* Task description: Every line holding the string "will" should be gathered.

* Records shown:
◆ ◆ ◆ ◆ ◆ ◆ ◆
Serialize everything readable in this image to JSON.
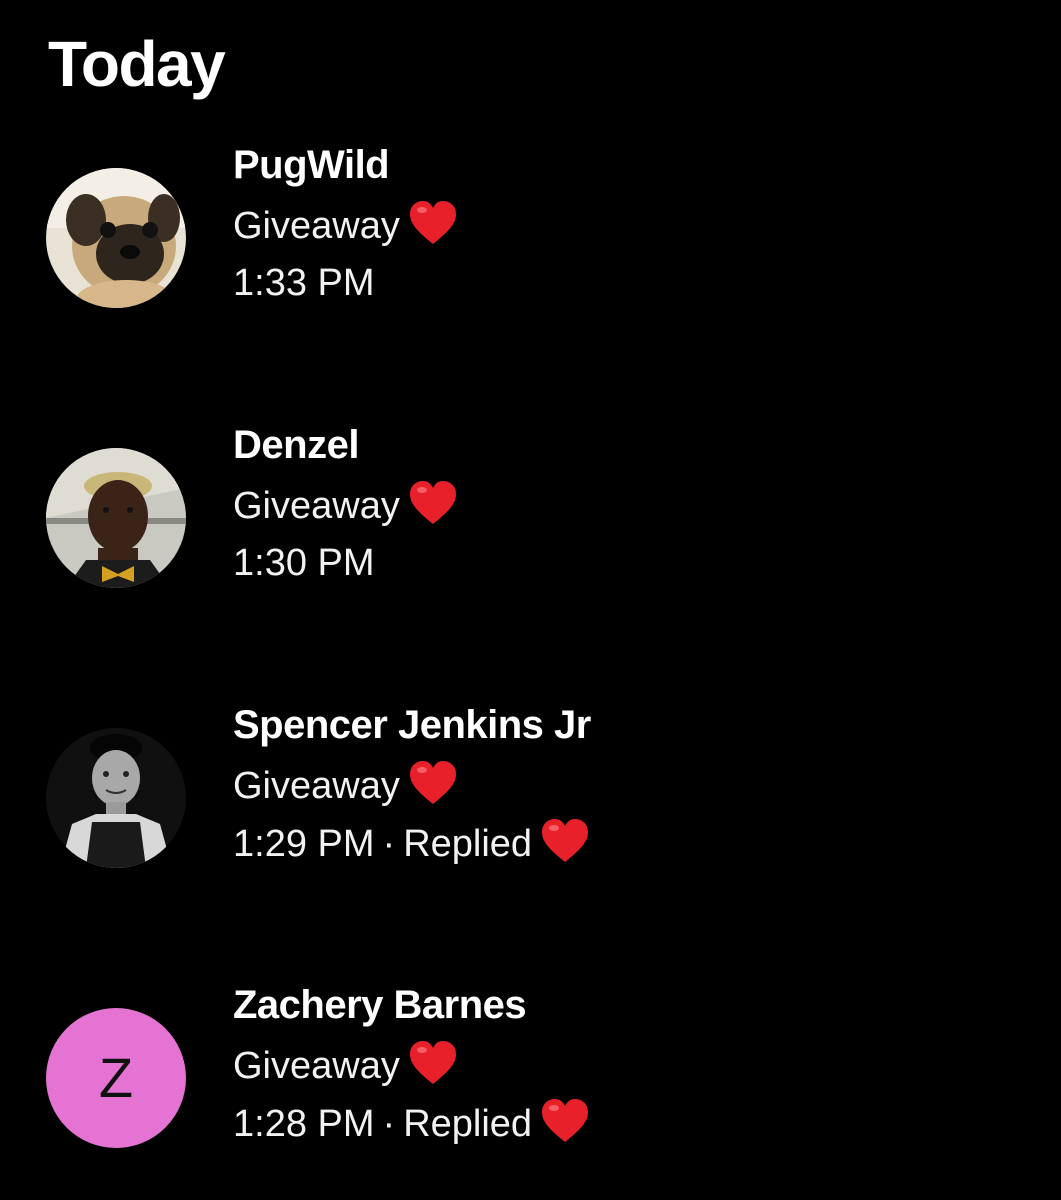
{
  "section": {
    "title": "Today"
  },
  "messages": [
    {
      "sender": "PugWild",
      "preview": "Giveaway",
      "preview_emoji": "heart-icon",
      "time": "1:33 PM",
      "status": "",
      "avatar": "pug-photo"
    },
    {
      "sender": "Denzel",
      "preview": "Giveaway",
      "preview_emoji": "heart-icon",
      "time": "1:30 PM",
      "status": "",
      "avatar": "person-photo"
    },
    {
      "sender": "Spencer Jenkins Jr",
      "preview": "Giveaway",
      "preview_emoji": "heart-icon",
      "time": "1:29 PM",
      "separator": "·",
      "status": "Replied",
      "status_emoji": "heart-icon",
      "avatar": "person-photo-bw"
    },
    {
      "sender": "Zachery Barnes",
      "preview": "Giveaway",
      "preview_emoji": "heart-icon",
      "time": "1:28 PM",
      "separator": "·",
      "status": "Replied",
      "status_emoji": "heart-icon",
      "avatar_letter": "Z",
      "avatar_color": "#e573d3"
    }
  ],
  "colors": {
    "background": "#000000",
    "text": "#ffffff",
    "heart": "#e8202a"
  }
}
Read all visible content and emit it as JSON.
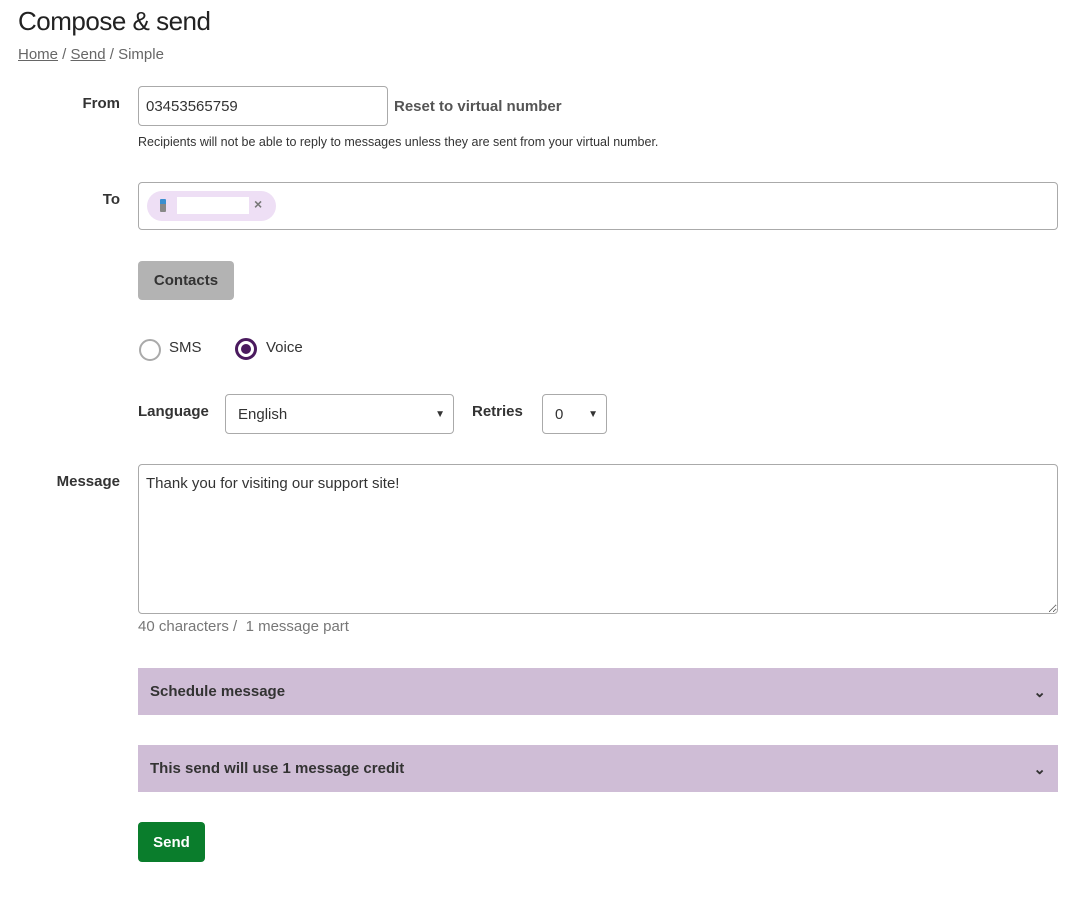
{
  "page": {
    "title": "Compose & send",
    "breadcrumb": [
      "Home",
      "Send",
      "Simple"
    ]
  },
  "from": {
    "label": "From",
    "value": "03453565759",
    "reset_label": "Reset to virtual number",
    "help": "Recipients will not be able to reply to messages unless they are sent from your virtual number."
  },
  "to": {
    "label": "To",
    "chip_remove": "×"
  },
  "contacts_label": "Contacts",
  "type": {
    "options": [
      "SMS",
      "Voice"
    ],
    "selected": "Voice"
  },
  "language": {
    "label": "Language",
    "value": "English"
  },
  "retries": {
    "label": "Retries",
    "value": "0"
  },
  "message": {
    "label": "Message",
    "value": "Thank you for visiting our support site!",
    "count": "40 characters /",
    "parts": "1 message part"
  },
  "schedule_label": "Schedule message",
  "credit_label": "This send will use 1 message credit",
  "send_label": "Send",
  "colors": {
    "accent": "#4a1a5e",
    "accordion": "#cfbdd6",
    "send": "#0a7d2c",
    "chip": "#eedff5"
  }
}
◆ ◆ ◆ ◆ ◆ ◆ ◆
* Task result:
    "help": "Recipients will not be able to reply to messages unless they are sent from your virtual number."
  "credit_label": "This send will use 1 message credit",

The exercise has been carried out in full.